→ **STATED TASK**:
Give the material again in full, matching it exactly.

--- START OF ENTRIES PROVIDED ---

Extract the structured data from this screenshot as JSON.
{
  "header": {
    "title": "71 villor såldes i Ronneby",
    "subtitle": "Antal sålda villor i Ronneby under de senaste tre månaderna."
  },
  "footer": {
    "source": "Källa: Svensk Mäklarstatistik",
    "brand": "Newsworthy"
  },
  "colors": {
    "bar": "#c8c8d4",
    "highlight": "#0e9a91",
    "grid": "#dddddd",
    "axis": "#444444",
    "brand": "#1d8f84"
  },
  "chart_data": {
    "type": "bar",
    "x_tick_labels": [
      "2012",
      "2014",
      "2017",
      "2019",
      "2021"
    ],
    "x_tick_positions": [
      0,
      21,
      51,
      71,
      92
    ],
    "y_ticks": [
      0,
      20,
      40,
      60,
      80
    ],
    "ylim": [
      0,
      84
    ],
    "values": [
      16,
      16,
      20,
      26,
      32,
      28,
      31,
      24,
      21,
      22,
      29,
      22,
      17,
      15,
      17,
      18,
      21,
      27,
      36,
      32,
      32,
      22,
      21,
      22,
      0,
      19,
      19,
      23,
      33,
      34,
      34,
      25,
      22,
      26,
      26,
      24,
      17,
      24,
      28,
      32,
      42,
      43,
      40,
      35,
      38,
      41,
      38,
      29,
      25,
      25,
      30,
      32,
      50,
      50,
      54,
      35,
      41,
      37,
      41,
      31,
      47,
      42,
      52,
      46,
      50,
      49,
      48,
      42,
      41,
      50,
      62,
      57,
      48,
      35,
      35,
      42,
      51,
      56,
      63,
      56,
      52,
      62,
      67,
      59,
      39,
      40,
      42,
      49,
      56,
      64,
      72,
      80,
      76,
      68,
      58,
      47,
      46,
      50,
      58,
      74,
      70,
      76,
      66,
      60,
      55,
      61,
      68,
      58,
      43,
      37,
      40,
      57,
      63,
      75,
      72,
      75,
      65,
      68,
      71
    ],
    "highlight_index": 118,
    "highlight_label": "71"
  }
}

--- END OF ENTRIES PROVIDED ---

→ **FINISHED TASK**:
Extract the structured data from this screenshot as JSON.
{
  "header": {
    "title": "71 villor såldes i Ronneby",
    "subtitle": "Antal sålda villor i Ronneby under de senaste tre månaderna."
  },
  "footer": {
    "source": "Källa: Svensk Mäklarstatistik",
    "brand": "Newsworthy"
  },
  "colors": {
    "bar": "#c8c8d4",
    "highlight": "#0e9a91",
    "grid": "#dddddd",
    "axis": "#444444",
    "brand": "#1d8f84"
  },
  "chart_data": {
    "type": "bar",
    "x_tick_labels": [
      "2012",
      "2014",
      "2017",
      "2019",
      "2021"
    ],
    "x_tick_positions": [
      0,
      21,
      51,
      71,
      92
    ],
    "y_ticks": [
      0,
      20,
      40,
      60,
      80
    ],
    "ylim": [
      0,
      84
    ],
    "values": [
      16,
      16,
      20,
      26,
      32,
      28,
      31,
      24,
      21,
      22,
      29,
      22,
      17,
      15,
      17,
      18,
      21,
      27,
      36,
      32,
      32,
      22,
      21,
      22,
      0,
      19,
      19,
      23,
      33,
      34,
      34,
      25,
      22,
      26,
      26,
      24,
      17,
      24,
      28,
      32,
      42,
      43,
      40,
      35,
      38,
      41,
      38,
      29,
      25,
      25,
      30,
      32,
      50,
      50,
      54,
      35,
      41,
      37,
      41,
      31,
      47,
      42,
      52,
      46,
      50,
      49,
      48,
      42,
      41,
      50,
      62,
      57,
      48,
      35,
      35,
      42,
      51,
      56,
      63,
      56,
      52,
      62,
      67,
      59,
      39,
      40,
      42,
      49,
      56,
      64,
      72,
      80,
      76,
      68,
      58,
      47,
      46,
      50,
      58,
      74,
      70,
      76,
      66,
      60,
      55,
      61,
      68,
      58,
      43,
      37,
      40,
      57,
      63,
      75,
      72,
      75,
      65,
      68,
      71
    ],
    "highlight_index": 118,
    "highlight_label": "71"
  }
}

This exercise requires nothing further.